**** Dataset excerpts ****

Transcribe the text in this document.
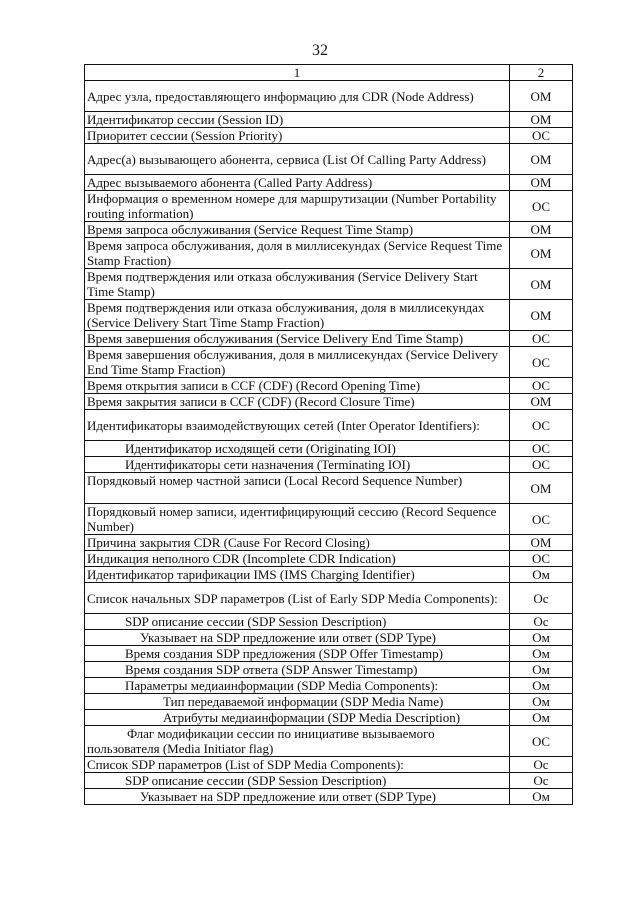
32
1	2
Адрес узла, предоставляющего информацию для CDR (Node Address)	OM
Идентификатор сессии (Session ID)	OM
Приоритет сессии (Session Priority)	OC
Адрес(а) вызывающего абонента, сервиса (List Of Calling Party Address)	OM
Адрес вызываемого абонента (Called Party Address)	OM
Информация о временном номере для маршрутизации (Number Portability routing information)	OC
Время запроса обслуживания (Service Request Time Stamp)	OM
Время запроса обслуживания, доля в миллисекундах (Service Request Time Stamp Fraction)	OM
Время подтверждения или отказа обслуживания (Service Delivery Start Time Stamp)	OM
Время подтверждения или отказа обслуживания, доля в миллисекундах (Service Delivery Start Time Stamp Fraction)	OM
Время завершения обслуживания (Service Delivery End Time Stamp)	OC
Время завершения обслуживания, доля в миллисекундах (Service Delivery End Time Stamp Fraction)	OC
Время открытия записи в CCF (CDF) (Record Opening Time)	OC
Время закрытия записи в CCF (CDF) (Record Closure Time)	OM
Идентификаторы взаимодействующих сетей (Inter Operator Identifiers):	OC
Идентификатор исходящей сети (Originating IOI)	OC
Идентификаторы сети назначения (Terminating IOI)	OC
Порядковый номер частной записи (Local Record Sequence Number)	OM
Порядковый номер записи, идентифицирующий сессию (Record Sequence Number)	OC
Причина закрытия CDR (Cause For Record Closing)	OM
Индикация неполного CDR (Incomplete CDR Indication)	OC
Идентификатор тарификации IMS (IMS Charging Identifier)	Ом
Список начальных SDP параметров (List of Early SDP Media Components):	Oc
SDP описание сессии (SDP Session Description)	Oc
Указывает на SDP предложение или ответ (SDP Type)	Ом
Время создания SDP предложения (SDP Offer Timestamp)	Ом
Время создания SDP ответа (SDP Answer Timestamp)	Ом
Параметры медиаинформации (SDP Media Components):	Ом
Тип передаваемой информации (SDP Media Name)	Ом
Атрибуты медиаинформации (SDP Media Description)	Ом
Флаг модификации сессии по инициативе вызываемого пользователя (Media Initiator flag)	OC
Список SDP параметров (List of SDP Media Components):	Oc
SDP описание сессии (SDP Session Description)	Oc
Указывает на SDP предложение или ответ (SDP Type)	Ом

****

*What to do*. Without the pictures, reproduce every line of the records above exactly.

*Exercise output*.
Transcribe the text in this document.
32
1	2
Адрес узла, предоставляющего информацию для CDR (Node Address)	OM
Идентификатор сессии (Session ID)	OM
Приоритет сессии (Session Priority)	OC
Адрес(а) вызывающего абонента, сервиса (List Of Calling Party Address)	OM
Адрес вызываемого абонента (Called Party Address)	OM
Информация о временном номере для маршрутизации (Number Portability routing information)	OC
Время запроса обслуживания (Service Request Time Stamp)	OM
Время запроса обслуживания, доля в миллисекундах (Service Request Time Stamp Fraction)	OM
Время подтверждения или отказа обслуживания (Service Delivery Start Time Stamp)	OM
Время подтверждения или отказа обслуживания, доля в миллисекундах (Service Delivery Start Time Stamp Fraction)	OM
Время завершения обслуживания (Service Delivery End Time Stamp)	OC
Время завершения обслуживания, доля в миллисекундах (Service Delivery End Time Stamp Fraction)	OC
Время открытия записи в CCF (CDF) (Record Opening Time)	OC
Время закрытия записи в CCF (CDF) (Record Closure Time)	OM
Идентификаторы взаимодействующих сетей (Inter Operator Identifiers):	OC
Идентификатор исходящей сети (Originating IOI)	OC
Идентификаторы сети назначения (Terminating IOI)	OC
Порядковый номер частной записи (Local Record Sequence Number)	OM
Порядковый номер записи, идентифицирующий сессию (Record Sequence Number)	OC
Причина закрытия CDR (Cause For Record Closing)	OM
Индикация неполного CDR (Incomplete CDR Indication)	OC
Идентификатор тарификации IMS (IMS Charging Identifier)	Ом
Список начальных SDP параметров (List of Early SDP Media Components):	Oc
SDP описание сессии (SDP Session Description)	Oc
Указывает на SDP предложение или ответ (SDP Type)	Ом
Время создания SDP предложения (SDP Offer Timestamp)	Ом
Время создания SDP ответа (SDP Answer Timestamp)	Ом
Параметры медиаинформации (SDP Media Components):	Ом
Тип передаваемой информации (SDP Media Name)	Ом
Атрибуты медиаинформации (SDP Media Description)	Ом
Флаг модификации сессии по инициативе вызываемого пользователя (Media Initiator flag)	OC
Список SDP параметров (List of SDP Media Components):	Oc
SDP описание сессии (SDP Session Description)	Oc
Указывает на SDP предложение или ответ (SDP Type)	Ом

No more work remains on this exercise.